* start Available records *
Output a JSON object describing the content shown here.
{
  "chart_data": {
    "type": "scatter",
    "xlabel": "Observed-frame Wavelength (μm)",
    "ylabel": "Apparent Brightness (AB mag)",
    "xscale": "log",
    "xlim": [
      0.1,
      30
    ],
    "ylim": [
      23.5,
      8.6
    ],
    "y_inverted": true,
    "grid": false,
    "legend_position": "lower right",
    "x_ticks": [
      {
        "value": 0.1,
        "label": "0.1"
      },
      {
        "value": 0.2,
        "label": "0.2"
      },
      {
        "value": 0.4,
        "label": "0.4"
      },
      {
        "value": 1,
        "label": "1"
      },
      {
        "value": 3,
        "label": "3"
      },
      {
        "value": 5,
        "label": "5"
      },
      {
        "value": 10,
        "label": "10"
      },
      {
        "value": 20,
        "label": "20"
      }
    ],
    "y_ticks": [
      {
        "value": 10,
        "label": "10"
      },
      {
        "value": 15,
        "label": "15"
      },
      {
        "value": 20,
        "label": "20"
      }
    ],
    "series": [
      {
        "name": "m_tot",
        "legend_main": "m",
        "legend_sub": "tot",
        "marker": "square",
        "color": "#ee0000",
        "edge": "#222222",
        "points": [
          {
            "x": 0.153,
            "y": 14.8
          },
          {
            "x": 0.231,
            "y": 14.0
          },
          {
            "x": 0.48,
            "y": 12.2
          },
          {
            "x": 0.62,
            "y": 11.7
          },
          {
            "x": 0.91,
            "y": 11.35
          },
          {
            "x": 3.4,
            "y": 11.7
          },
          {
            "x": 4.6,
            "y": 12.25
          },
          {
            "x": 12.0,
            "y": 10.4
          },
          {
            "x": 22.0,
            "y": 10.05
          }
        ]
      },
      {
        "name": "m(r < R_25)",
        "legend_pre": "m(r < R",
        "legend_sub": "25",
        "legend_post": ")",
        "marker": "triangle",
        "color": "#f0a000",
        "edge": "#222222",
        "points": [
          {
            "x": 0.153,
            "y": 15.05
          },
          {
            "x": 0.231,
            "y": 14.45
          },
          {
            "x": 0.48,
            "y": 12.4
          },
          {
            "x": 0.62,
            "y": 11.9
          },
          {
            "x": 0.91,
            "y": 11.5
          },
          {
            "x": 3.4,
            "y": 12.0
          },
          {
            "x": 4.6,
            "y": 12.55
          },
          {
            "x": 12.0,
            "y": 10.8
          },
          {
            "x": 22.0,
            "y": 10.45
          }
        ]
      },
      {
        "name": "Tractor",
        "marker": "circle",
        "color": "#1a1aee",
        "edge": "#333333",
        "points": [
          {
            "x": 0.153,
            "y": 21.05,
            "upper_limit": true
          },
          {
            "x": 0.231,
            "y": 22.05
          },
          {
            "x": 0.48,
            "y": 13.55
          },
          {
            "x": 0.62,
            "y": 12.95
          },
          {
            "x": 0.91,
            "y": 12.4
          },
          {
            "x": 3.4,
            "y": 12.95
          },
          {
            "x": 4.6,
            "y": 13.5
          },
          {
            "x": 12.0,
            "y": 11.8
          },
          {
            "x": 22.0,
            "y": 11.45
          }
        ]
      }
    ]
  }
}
* end Available records *
What you should do —
Copy all lines of the listing above that contain the string "color".

Output for this task —
        "color": "#ee0000",
        "color": "#f0a000",
        "color": "#1a1aee",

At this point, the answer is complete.